» What to do: Output the data below in full, byte for byte. Nothing may differ.
───── Supplied information
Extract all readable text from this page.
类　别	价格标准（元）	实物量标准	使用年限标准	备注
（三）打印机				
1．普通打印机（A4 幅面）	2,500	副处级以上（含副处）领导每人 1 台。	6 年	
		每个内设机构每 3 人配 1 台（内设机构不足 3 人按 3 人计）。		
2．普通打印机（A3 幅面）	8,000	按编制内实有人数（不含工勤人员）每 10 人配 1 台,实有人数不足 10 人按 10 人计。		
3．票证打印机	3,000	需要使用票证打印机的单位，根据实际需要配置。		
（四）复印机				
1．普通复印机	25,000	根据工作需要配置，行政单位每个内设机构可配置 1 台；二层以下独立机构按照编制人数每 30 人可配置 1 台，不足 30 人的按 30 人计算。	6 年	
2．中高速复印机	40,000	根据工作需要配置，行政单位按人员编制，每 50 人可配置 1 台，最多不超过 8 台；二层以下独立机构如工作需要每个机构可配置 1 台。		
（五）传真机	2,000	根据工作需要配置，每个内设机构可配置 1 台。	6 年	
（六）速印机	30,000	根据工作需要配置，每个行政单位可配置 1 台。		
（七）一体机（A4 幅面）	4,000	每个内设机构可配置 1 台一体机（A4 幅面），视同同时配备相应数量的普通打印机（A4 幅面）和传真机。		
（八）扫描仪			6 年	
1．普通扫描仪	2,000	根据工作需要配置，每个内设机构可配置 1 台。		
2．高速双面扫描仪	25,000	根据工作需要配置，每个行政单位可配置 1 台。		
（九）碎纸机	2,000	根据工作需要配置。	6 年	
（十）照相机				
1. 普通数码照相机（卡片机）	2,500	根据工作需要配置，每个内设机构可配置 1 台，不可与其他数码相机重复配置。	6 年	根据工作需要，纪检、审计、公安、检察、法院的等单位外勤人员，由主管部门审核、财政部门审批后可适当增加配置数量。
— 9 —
──────────
» The result:
Extract all readable text from this page.
类　别	价格标准（元）	实物量标准	使用年限标准	备注
（三）打印机				
1．普通打印机（A4 幅面）	2,500	副处级以上（含副处）领导每人 1 台。	6 年	
		每个内设机构每 3 人配 1 台（内设机构不足 3 人按 3 人计）。		
2．普通打印机（A3 幅面）	8,000	按编制内实有人数（不含工勤人员）每 10 人配 1 台,实有人数不足 10 人按 10 人计。		
3．票证打印机	3,000	需要使用票证打印机的单位，根据实际需要配置。		
（四）复印机				
1．普通复印机	25,000	根据工作需要配置，行政单位每个内设机构可配置 1 台；二层以下独立机构按照编制人数每 30 人可配置 1 台，不足 30 人的按 30 人计算。	6 年	
2．中高速复印机	40,000	根据工作需要配置，行政单位按人员编制，每 50 人可配置 1 台，最多不超过 8 台；二层以下独立机构如工作需要每个机构可配置 1 台。		
（五）传真机	2,000	根据工作需要配置，每个内设机构可配置 1 台。	6 年	
（六）速印机	30,000	根据工作需要配置，每个行政单位可配置 1 台。		
（七）一体机（A4 幅面）	4,000	每个内设机构可配置 1 台一体机（A4 幅面），视同同时配备相应数量的普通打印机（A4 幅面）和传真机。		
（八）扫描仪			6 年	
1．普通扫描仪	2,000	根据工作需要配置，每个内设机构可配置 1 台。		
2．高速双面扫描仪	25,000	根据工作需要配置，每个行政单位可配置 1 台。		
（九）碎纸机	2,000	根据工作需要配置。	6 年	
（十）照相机				
1. 普通数码照相机（卡片机）	2,500	根据工作需要配置，每个内设机构可配置 1 台，不可与其他数码相机重复配置。	6 年	根据工作需要，纪检、审计、公安、检察、法院的等单位外勤人员，由主管部门审核、财政部门审批后可适当增加配置数量。
— 9 —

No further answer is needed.